• [WRITTEN REQUEST]: Reproduce the data below in full and exclude every picture.

• [DATA LISTING]:

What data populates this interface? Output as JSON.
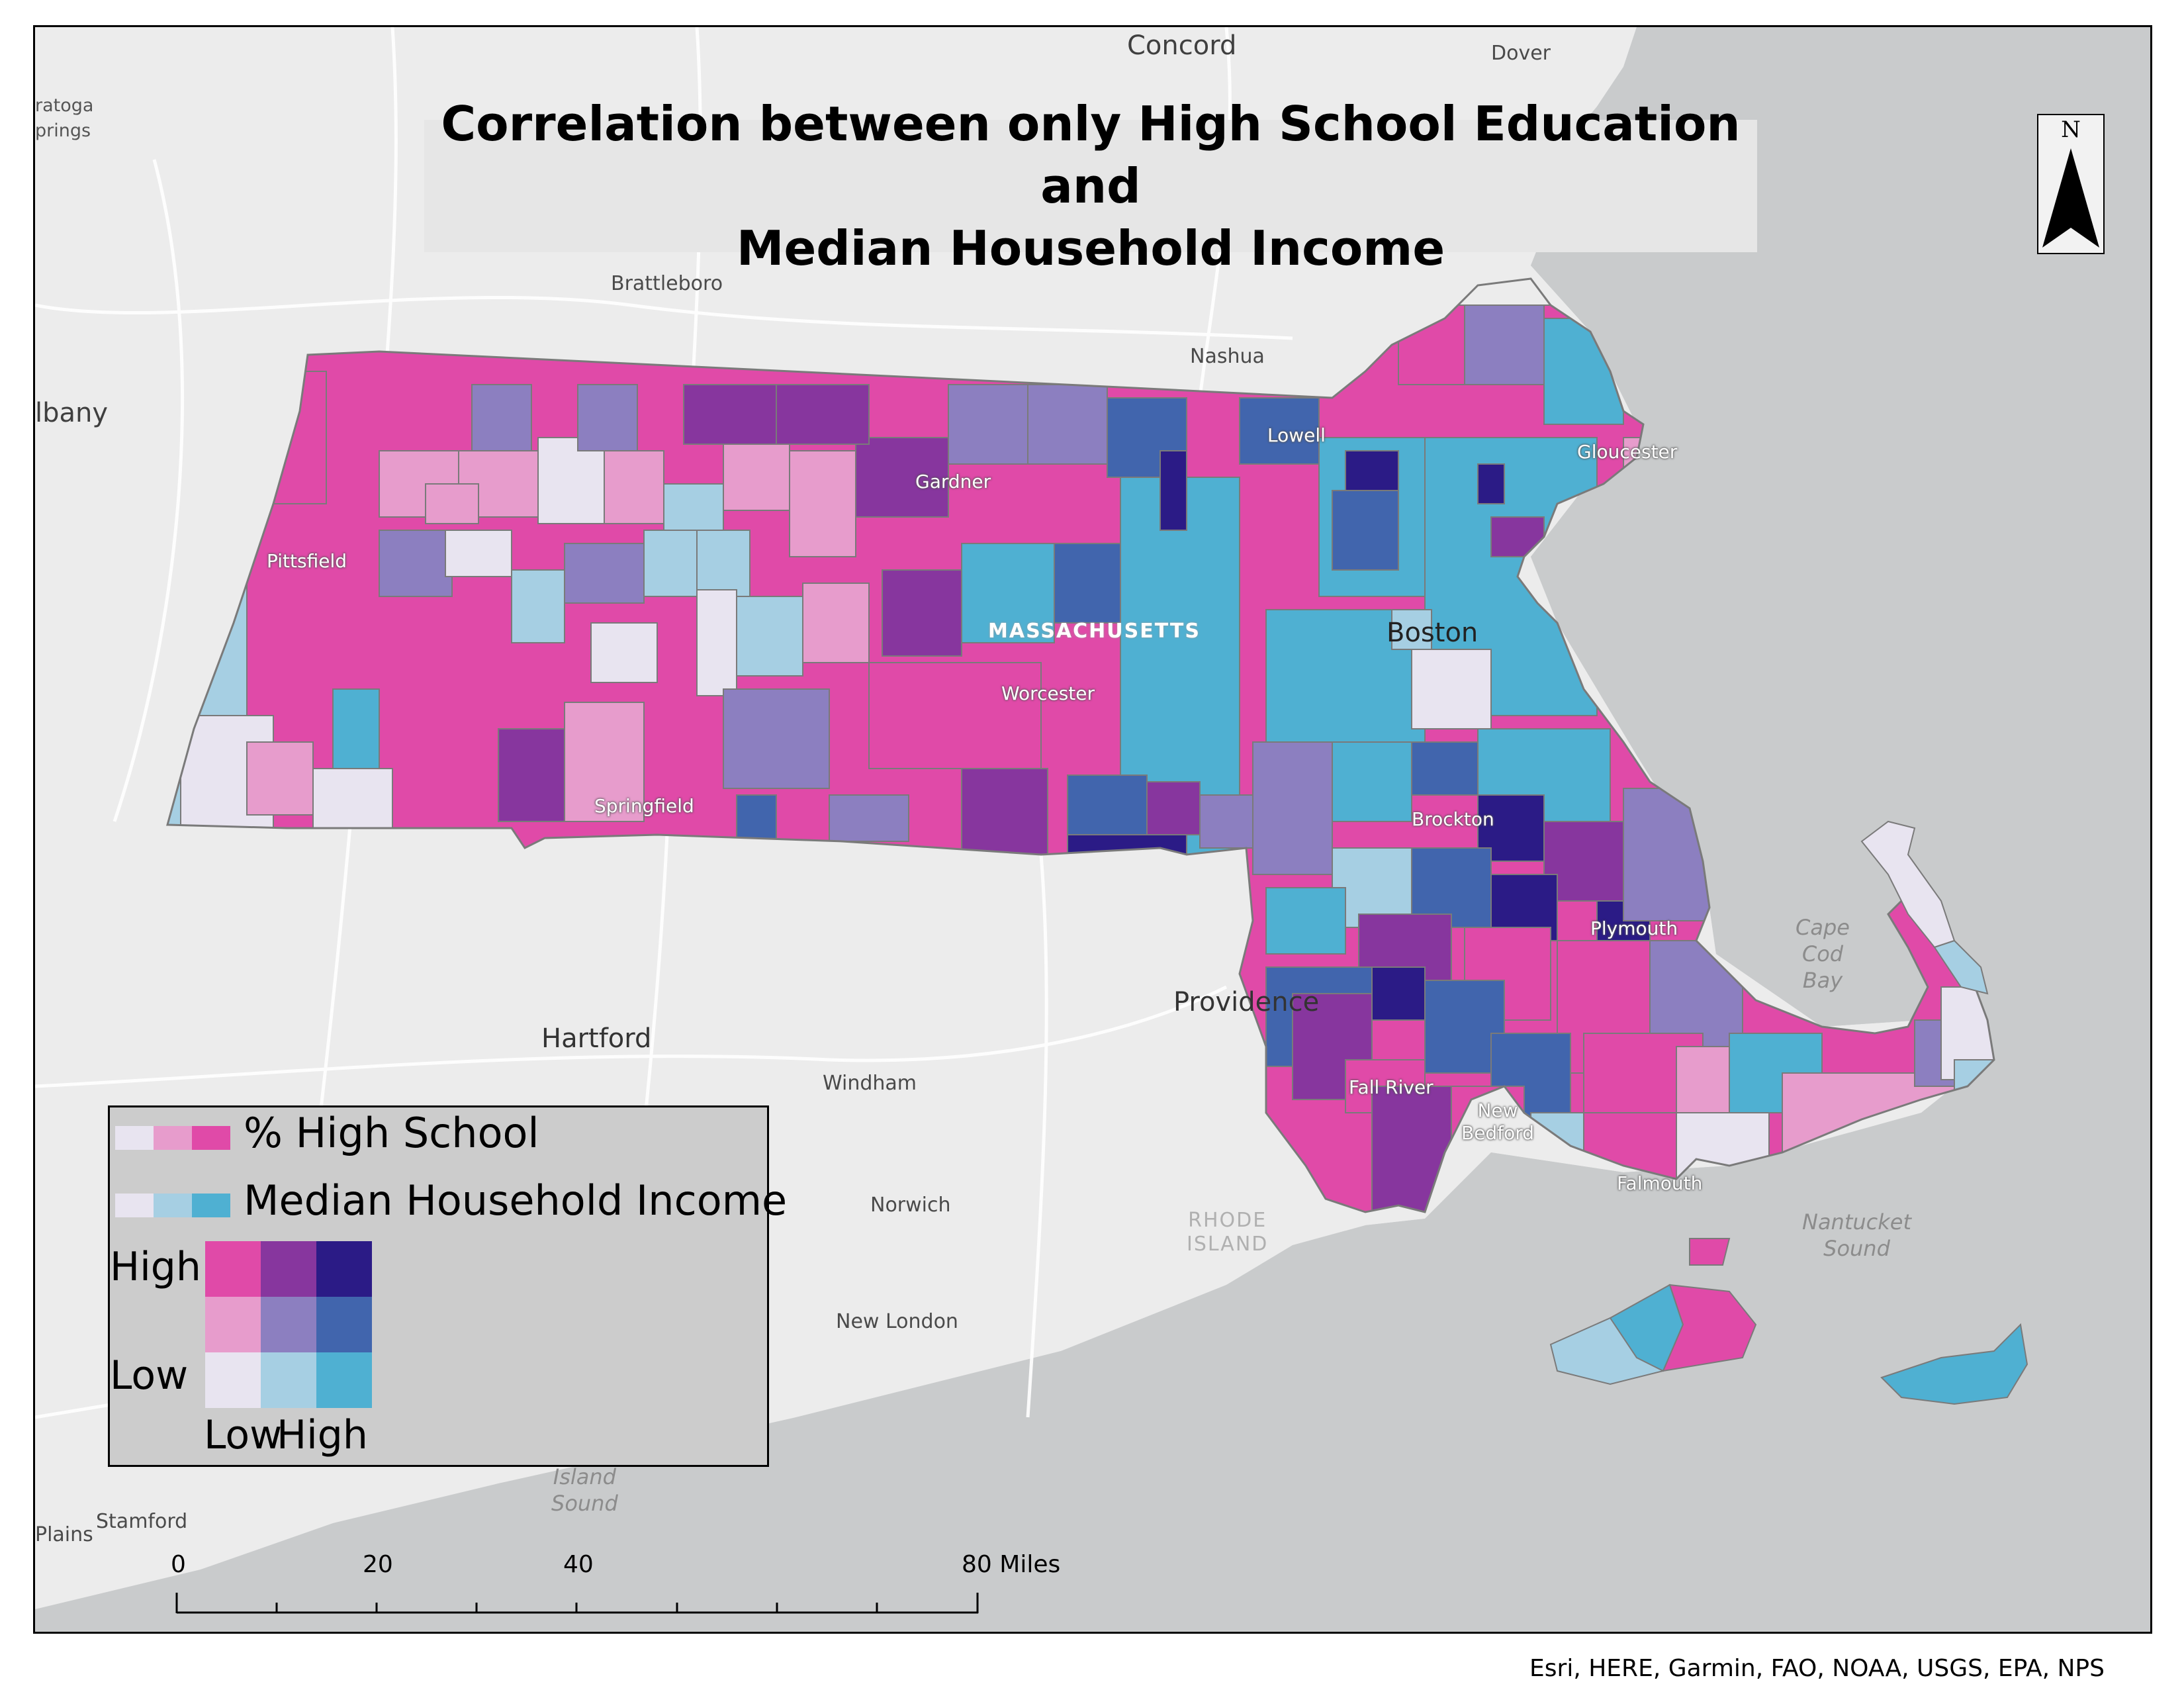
{
  "title": "Correlation between only High School Education and\nMedian Household Income",
  "place_labels": {
    "concord": "Concord",
    "dover": "Dover",
    "saratoga": "ratoga\nprings",
    "albany": "lbany",
    "brattleboro": "Brattleboro",
    "nashua": "Nashua",
    "lowell": "Lowell",
    "gloucester": "Gloucester",
    "gardner": "Gardner",
    "pittsfield": "Pittsfield",
    "massachusetts": "MASSACHUSETTS",
    "boston": "Boston",
    "worcester": "Worcester",
    "springfield": "Springfield",
    "brockton": "Brockton",
    "plymouth": "Plymouth",
    "cape_cod_bay": "Cape\nCod\nBay",
    "providence": "Providence",
    "hartford": "Hartford",
    "windham": "Windham",
    "fall_river": "Fall River",
    "new_bedford": "New\nBedford",
    "falmouth": "Falmouth",
    "nantucket_sound": "Nantucket\nSound",
    "norwich": "Norwich",
    "rhode_island": "RHODE\nISLAND",
    "new_london": "New London",
    "island_sound": "Island\nSound",
    "plains": "Plains",
    "stamford": "Stamford"
  },
  "legend": {
    "item1_label": "% High School",
    "item2_label": "Median Household Income",
    "y_high": "High",
    "y_low": "Low",
    "x_low": "Low",
    "x_high": "High",
    "colors": {
      "low_low": "#e8e4f0",
      "mid_low": "#a6cfe3",
      "high_low": "#4fb0d2",
      "low_mid": "#e79ccc",
      "mid_mid": "#8c7fc0",
      "high_mid": "#4165ad",
      "low_high": "#e04aa8",
      "mid_high": "#87369e",
      "high_high": "#2b1b86"
    }
  },
  "scale_bar": {
    "labels": [
      "0",
      "20",
      "40",
      "80 Miles"
    ]
  },
  "north_arrow": {
    "label": "N"
  },
  "attribution": "Esri, HERE, Garmin, FAO, NOAA, USGS, EPA, NPS"
}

• [EXPECTED ANSWER]:
What data populates this interface? Output as JSON.
{
  "title": "Correlation between only High School Education and\nMedian Household Income",
  "place_labels": {
    "concord": "Concord",
    "dover": "Dover",
    "saratoga": "ratoga\nprings",
    "albany": "lbany",
    "brattleboro": "Brattleboro",
    "nashua": "Nashua",
    "lowell": "Lowell",
    "gloucester": "Gloucester",
    "gardner": "Gardner",
    "pittsfield": "Pittsfield",
    "massachusetts": "MASSACHUSETTS",
    "boston": "Boston",
    "worcester": "Worcester",
    "springfield": "Springfield",
    "brockton": "Brockton",
    "plymouth": "Plymouth",
    "cape_cod_bay": "Cape\nCod\nBay",
    "providence": "Providence",
    "hartford": "Hartford",
    "windham": "Windham",
    "fall_river": "Fall River",
    "new_bedford": "New\nBedford",
    "falmouth": "Falmouth",
    "nantucket_sound": "Nantucket\nSound",
    "norwich": "Norwich",
    "rhode_island": "RHODE\nISLAND",
    "new_london": "New London",
    "island_sound": "Island\nSound",
    "plains": "Plains",
    "stamford": "Stamford"
  },
  "legend": {
    "item1_label": "% High School",
    "item2_label": "Median Household Income",
    "y_high": "High",
    "y_low": "Low",
    "x_low": "Low",
    "x_high": "High",
    "colors": {
      "low_low": "#e8e4f0",
      "mid_low": "#a6cfe3",
      "high_low": "#4fb0d2",
      "low_mid": "#e79ccc",
      "mid_mid": "#8c7fc0",
      "high_mid": "#4165ad",
      "low_high": "#e04aa8",
      "mid_high": "#87369e",
      "high_high": "#2b1b86"
    }
  },
  "scale_bar": {
    "labels": [
      "0",
      "20",
      "40",
      "80 Miles"
    ]
  },
  "north_arrow": {
    "label": "N"
  },
  "attribution": "Esri, HERE, Garmin, FAO, NOAA, USGS, EPA, NPS"
}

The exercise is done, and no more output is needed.